• Exercise directions
Pick out each line containing the string "chrome".

• Excerpted data
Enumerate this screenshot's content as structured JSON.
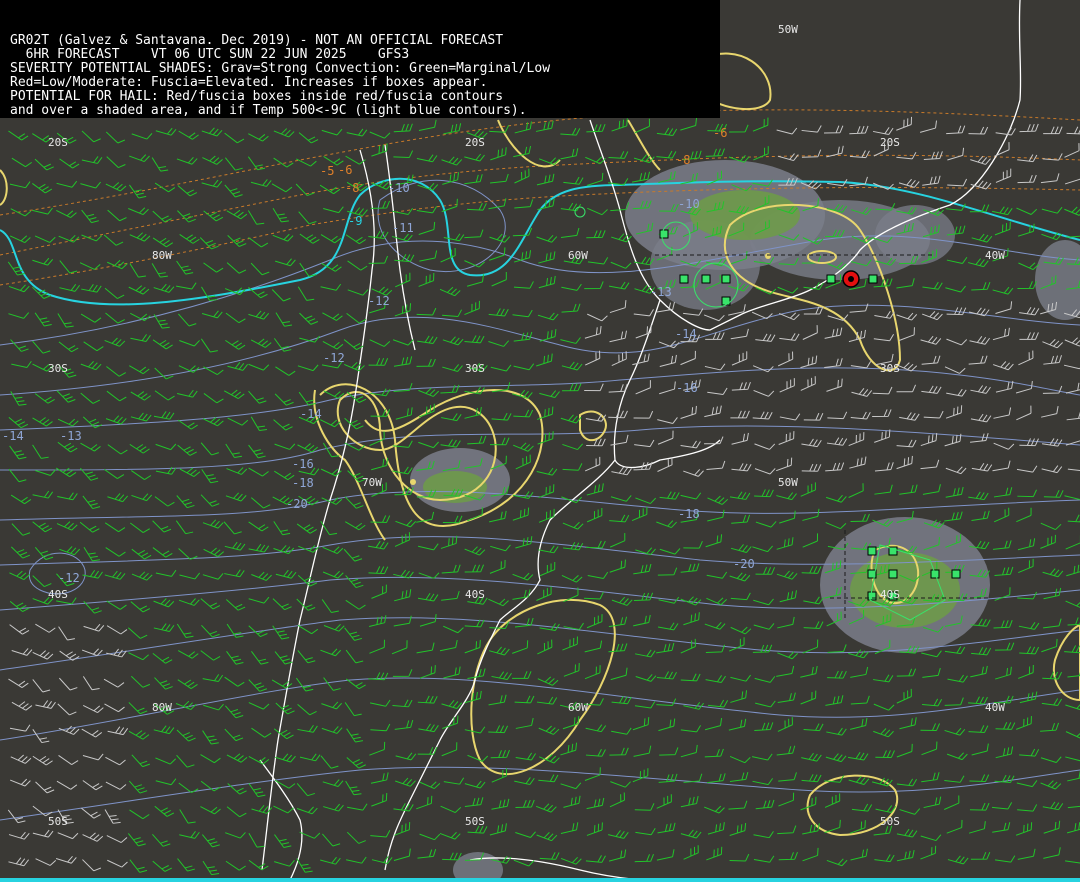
{
  "header": {
    "line1": "GR02T (Galvez & Santavana. Dec 2019) - NOT AN OFFICIAL FORECAST",
    "line2": "  6HR FORECAST    VT 06 UTC SUN 22 JUN 2025    GFS3",
    "line3": "SEVERITY POTENTIAL SHADES: Grav=Strong Convection: Green=Marginal/Low",
    "line4": "Red=Low/Moderate: Fuscia=Elevated. Increases if boxes appear.",
    "line5": "POTENTIAL FOR HAIL: Red/fuscia boxes inside red/fuscia contours",
    "line6": "and over a shaded area, and if Temp 500<-9C (light blue contours)."
  },
  "geo_labels": {
    "lat20_w": "20S",
    "lat20_m": "20S",
    "lat20_e": "20S",
    "lat30_w": "30S",
    "lat30_m": "30S",
    "lat30_e": "30S",
    "lat40_w": "40S",
    "lat40_m": "40S",
    "lat40_e": "40S",
    "lat50_w": "50S",
    "lat50_m": "50S",
    "lat50_e": "50S",
    "lon80_n": "80W",
    "lon60_n": "60W",
    "lon40_n": "40W",
    "lon50_top": "50W",
    "lon70_m": "70W",
    "lon50_m": "50W",
    "lon80_s": "80W",
    "lon60_s": "60W",
    "lon40_s": "40W"
  },
  "isotherm_labels": [
    "-10",
    "-11",
    "-12",
    "-13",
    "-14",
    "-16",
    "-18",
    "-20",
    "-12",
    "-13",
    "-14",
    "-16",
    "-18",
    "-20",
    "-12",
    "-10",
    "-14"
  ],
  "temp_labels": [
    "-5",
    "-6",
    "-8",
    "-8",
    "-6",
    "-6"
  ],
  "cyan_label": "-9",
  "colors": {
    "background": "#3a3935",
    "coast": "#ffffff",
    "isotherm": "#7f93c8",
    "temp500": "#c87a2a",
    "cyan": "#27d3e0",
    "yellow": "#e8d66e",
    "barb": "#22c42a",
    "barb_light": "#c8c8c8",
    "shade_gray": "#8a8d98",
    "shade_green": "#6fa24a",
    "box_green": "#39e36a",
    "hail_red": "#e31010"
  }
}
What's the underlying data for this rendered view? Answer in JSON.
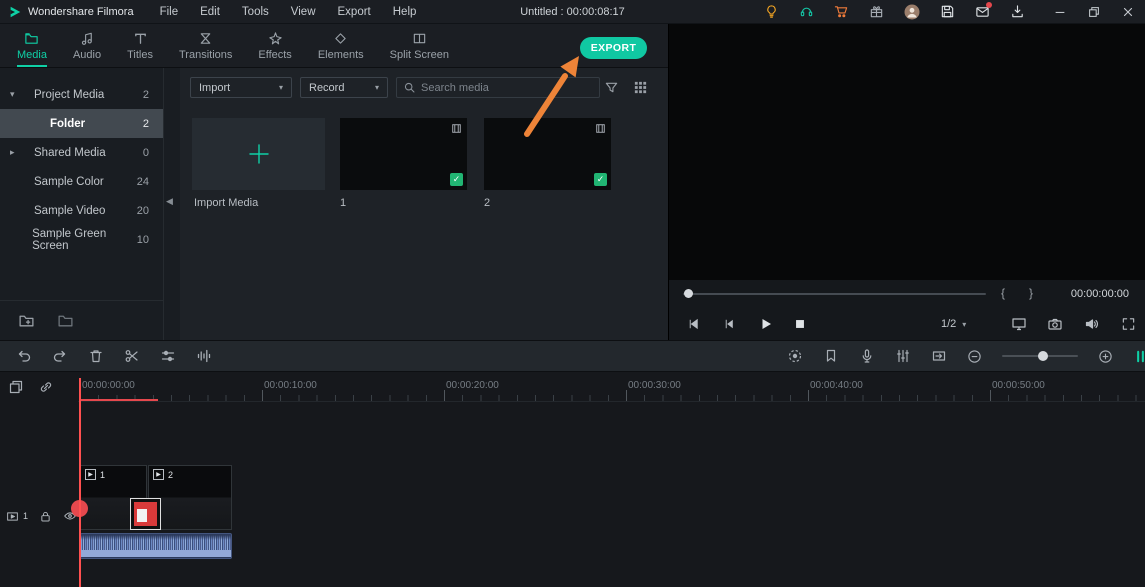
{
  "titlebar": {
    "app_name": "Wondershare Filmora",
    "menus": [
      "File",
      "Edit",
      "Tools",
      "View",
      "Export",
      "Help"
    ],
    "project_title": "Untitled : 00:00:08:17"
  },
  "tabbar": {
    "tabs": [
      {
        "label": "Media"
      },
      {
        "label": "Audio"
      },
      {
        "label": "Titles"
      },
      {
        "label": "Transitions"
      },
      {
        "label": "Effects"
      },
      {
        "label": "Elements"
      },
      {
        "label": "Split Screen"
      }
    ],
    "export_label": "EXPORT"
  },
  "sidebar": {
    "items": [
      {
        "label": "Project Media",
        "count": "2"
      },
      {
        "label": "Folder",
        "count": "2"
      },
      {
        "label": "Shared Media",
        "count": "0"
      },
      {
        "label": "Sample Color",
        "count": "24"
      },
      {
        "label": "Sample Video",
        "count": "20"
      },
      {
        "label": "Sample Green Screen",
        "count": "10"
      }
    ]
  },
  "media_panel": {
    "import_dropdown_label": "Import",
    "record_dropdown_label": "Record",
    "search_placeholder": "Search media",
    "import_card_label": "Import Media",
    "items": [
      {
        "label": "1"
      },
      {
        "label": "2"
      }
    ]
  },
  "preview": {
    "timecode": "00:00:00:00",
    "brace_open": "{",
    "brace_close": "}",
    "page_indicator": "1/2"
  },
  "timeline": {
    "ruler_labels": [
      "00:00:00:00",
      "00:00:10:00",
      "00:00:20:00",
      "00:00:30:00",
      "00:00:40:00",
      "00:00:50:00"
    ],
    "track_label": "1",
    "clips": [
      {
        "label": "1"
      },
      {
        "label": "2"
      }
    ]
  },
  "colors": {
    "accent_teal": "#10c8a2",
    "arrow_orange": "#ee8438",
    "playhead_red": "#ff5050",
    "badge_green": "#21b573",
    "waveform_blue": "#7e9bd1"
  }
}
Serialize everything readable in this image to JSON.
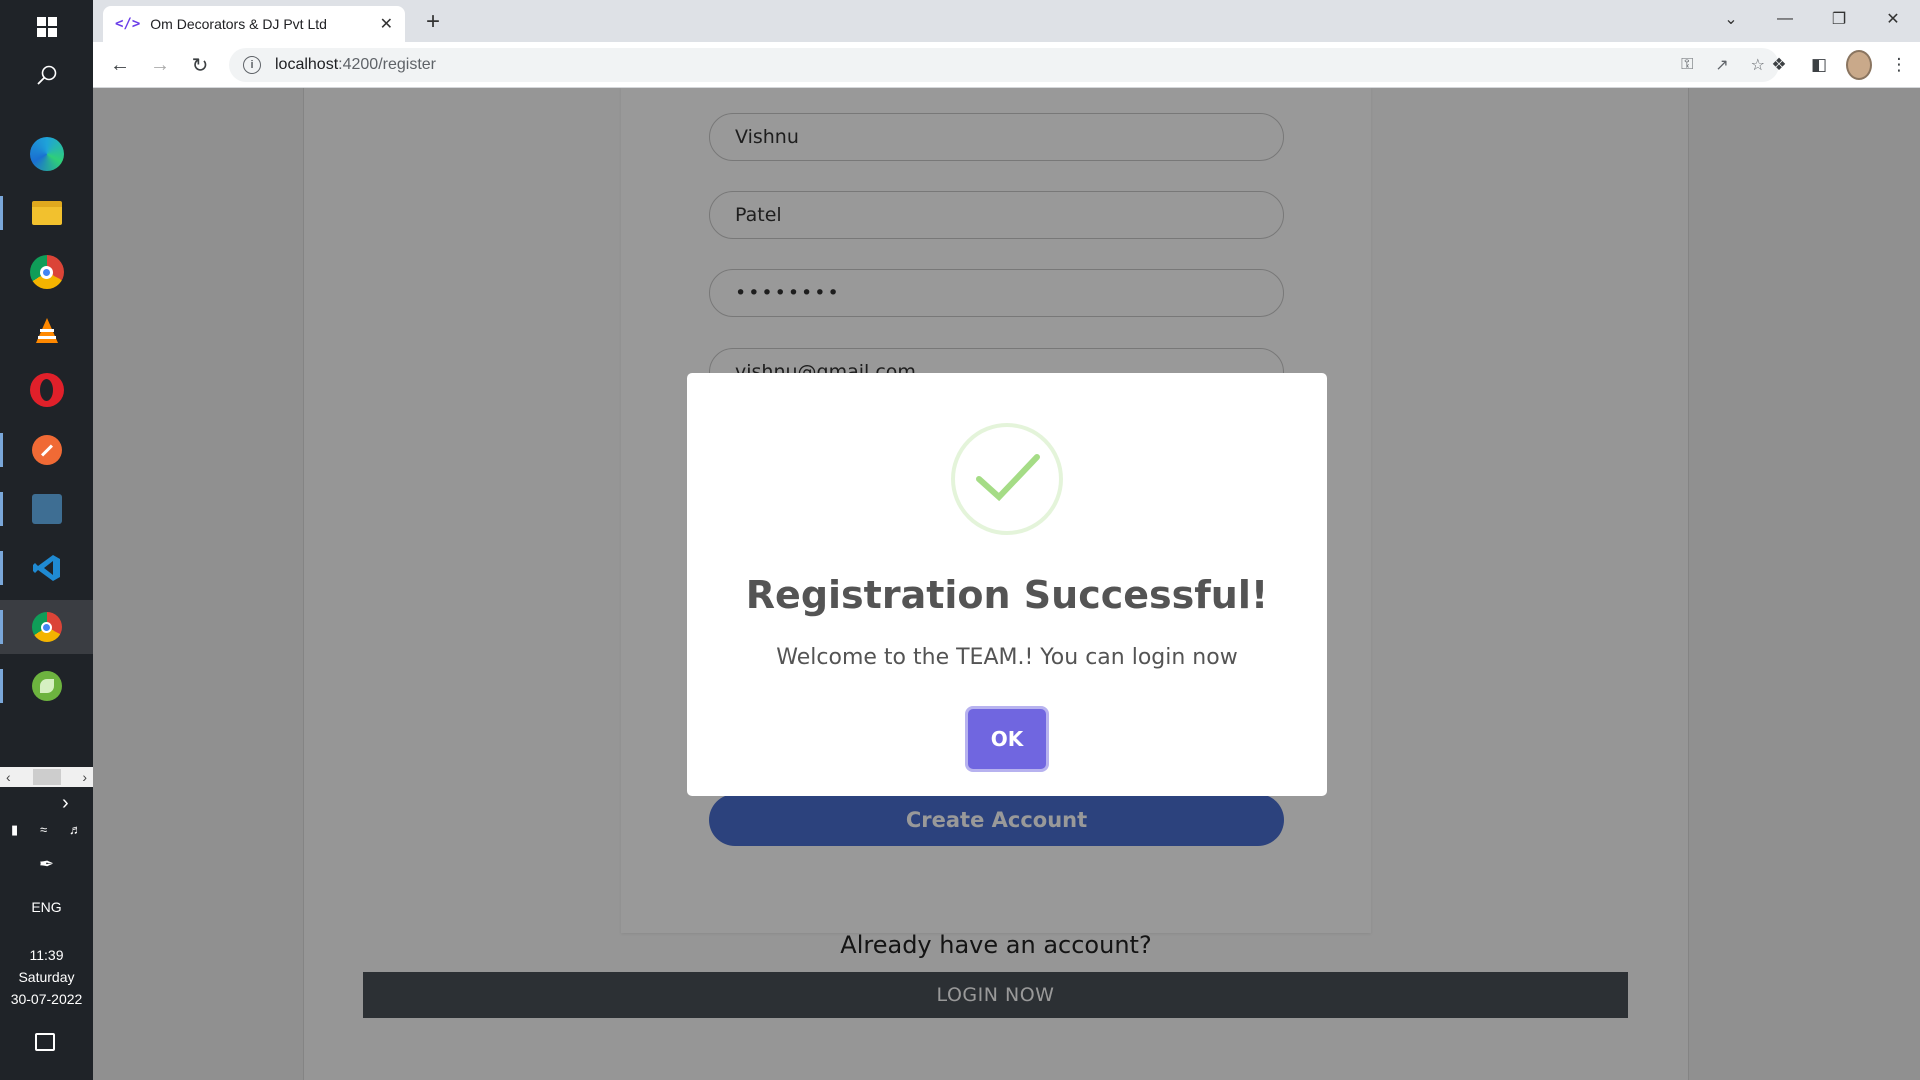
{
  "taskbar": {
    "apps": [
      {
        "name": "edge-icon",
        "color": "#1fa3d9"
      },
      {
        "name": "file-explorer-icon",
        "color": "#f2c12e"
      },
      {
        "name": "chrome-icon",
        "color": "#db4437"
      },
      {
        "name": "vlc-icon",
        "color": "#ff8800"
      },
      {
        "name": "opera-icon",
        "color": "#e0202a"
      },
      {
        "name": "postman-icon",
        "color": "#f06a35"
      },
      {
        "name": "mysql-workbench-icon",
        "color": "#3e6e93"
      },
      {
        "name": "vscode-icon",
        "color": "#1f8ad2"
      },
      {
        "name": "chrome-profile-icon",
        "color": "#db4437"
      },
      {
        "name": "spring-tool-suite-icon",
        "color": "#6db33f"
      }
    ],
    "language": "ENG",
    "time": "11:39",
    "day": "Saturday",
    "date": "30-07-2022"
  },
  "browser": {
    "tab_title": "Om Decorators & DJ Pvt Ltd",
    "tab_favicon": "</>",
    "url_host": "localhost",
    "url_path": ":4200/register"
  },
  "form": {
    "first_name": "Vishnu",
    "last_name": "Patel",
    "password_masked": "••••••••",
    "email_partial": "vishnu@gmail.com",
    "create_label": "Create Account",
    "already_text": "Already have an account?",
    "login_label": "LOGIN NOW"
  },
  "modal": {
    "title": "Registration Successful!",
    "text": "Welcome to the TEAM.! You can login now",
    "ok_label": "OK",
    "check_color": "#a5dc86"
  }
}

• Written answer
        "name": "chrome-icon",
        "name": "chrome-profile-icon",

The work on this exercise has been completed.